_DATA SECTION_
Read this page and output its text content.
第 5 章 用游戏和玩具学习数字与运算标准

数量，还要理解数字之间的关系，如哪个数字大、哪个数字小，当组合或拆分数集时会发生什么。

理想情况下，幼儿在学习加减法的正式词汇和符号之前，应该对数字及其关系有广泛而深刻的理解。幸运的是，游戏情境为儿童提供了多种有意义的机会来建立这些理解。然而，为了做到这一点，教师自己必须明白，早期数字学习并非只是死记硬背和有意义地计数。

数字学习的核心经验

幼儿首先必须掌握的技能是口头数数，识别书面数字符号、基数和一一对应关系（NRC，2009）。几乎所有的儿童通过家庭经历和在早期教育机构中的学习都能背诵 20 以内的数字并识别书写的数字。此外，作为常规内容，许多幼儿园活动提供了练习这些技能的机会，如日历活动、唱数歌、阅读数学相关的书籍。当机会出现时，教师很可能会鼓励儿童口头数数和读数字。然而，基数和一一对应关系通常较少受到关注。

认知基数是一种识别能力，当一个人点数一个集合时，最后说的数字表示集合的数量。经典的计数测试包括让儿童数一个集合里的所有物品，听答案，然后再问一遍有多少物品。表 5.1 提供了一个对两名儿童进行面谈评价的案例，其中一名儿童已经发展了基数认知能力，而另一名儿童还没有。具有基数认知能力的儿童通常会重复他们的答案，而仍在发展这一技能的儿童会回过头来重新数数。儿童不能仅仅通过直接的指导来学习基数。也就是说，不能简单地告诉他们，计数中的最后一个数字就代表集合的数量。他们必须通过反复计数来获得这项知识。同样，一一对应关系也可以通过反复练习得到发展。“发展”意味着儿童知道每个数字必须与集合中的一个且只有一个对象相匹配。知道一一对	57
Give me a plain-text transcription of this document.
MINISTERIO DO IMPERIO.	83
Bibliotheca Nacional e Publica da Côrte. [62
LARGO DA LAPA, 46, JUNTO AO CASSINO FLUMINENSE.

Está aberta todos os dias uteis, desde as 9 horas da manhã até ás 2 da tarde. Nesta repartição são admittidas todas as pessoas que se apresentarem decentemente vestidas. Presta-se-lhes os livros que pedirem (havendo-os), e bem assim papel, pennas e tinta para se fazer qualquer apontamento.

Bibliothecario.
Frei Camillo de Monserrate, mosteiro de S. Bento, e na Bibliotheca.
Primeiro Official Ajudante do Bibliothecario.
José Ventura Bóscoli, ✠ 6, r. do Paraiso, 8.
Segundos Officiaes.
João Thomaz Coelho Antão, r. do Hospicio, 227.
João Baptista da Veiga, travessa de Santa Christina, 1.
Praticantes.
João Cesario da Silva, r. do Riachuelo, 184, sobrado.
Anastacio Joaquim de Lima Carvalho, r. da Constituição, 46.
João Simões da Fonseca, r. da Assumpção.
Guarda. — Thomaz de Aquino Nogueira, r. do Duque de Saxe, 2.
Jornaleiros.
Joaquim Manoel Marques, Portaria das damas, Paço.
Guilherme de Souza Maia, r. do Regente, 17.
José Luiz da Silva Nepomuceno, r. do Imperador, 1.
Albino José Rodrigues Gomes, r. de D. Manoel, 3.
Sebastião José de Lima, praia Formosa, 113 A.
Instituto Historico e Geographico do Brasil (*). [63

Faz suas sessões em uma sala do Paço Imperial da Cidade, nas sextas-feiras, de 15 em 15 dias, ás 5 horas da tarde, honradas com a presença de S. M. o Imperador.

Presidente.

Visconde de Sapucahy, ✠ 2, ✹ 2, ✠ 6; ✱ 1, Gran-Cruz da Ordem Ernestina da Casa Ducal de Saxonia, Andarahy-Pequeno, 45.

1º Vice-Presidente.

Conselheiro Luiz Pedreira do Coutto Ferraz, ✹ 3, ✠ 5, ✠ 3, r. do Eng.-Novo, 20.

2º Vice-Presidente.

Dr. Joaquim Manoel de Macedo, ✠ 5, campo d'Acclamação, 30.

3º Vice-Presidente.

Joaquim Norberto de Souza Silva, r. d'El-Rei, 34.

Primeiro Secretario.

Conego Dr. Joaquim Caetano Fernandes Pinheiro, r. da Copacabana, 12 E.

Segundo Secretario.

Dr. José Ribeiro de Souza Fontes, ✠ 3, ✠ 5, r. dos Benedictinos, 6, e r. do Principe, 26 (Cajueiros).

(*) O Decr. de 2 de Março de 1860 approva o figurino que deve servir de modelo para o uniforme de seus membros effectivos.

_EXERCISE TASK_
Your answer should be a single number: the count of lines in the material above that contain "Lima".

_FULL SOLUTION_
2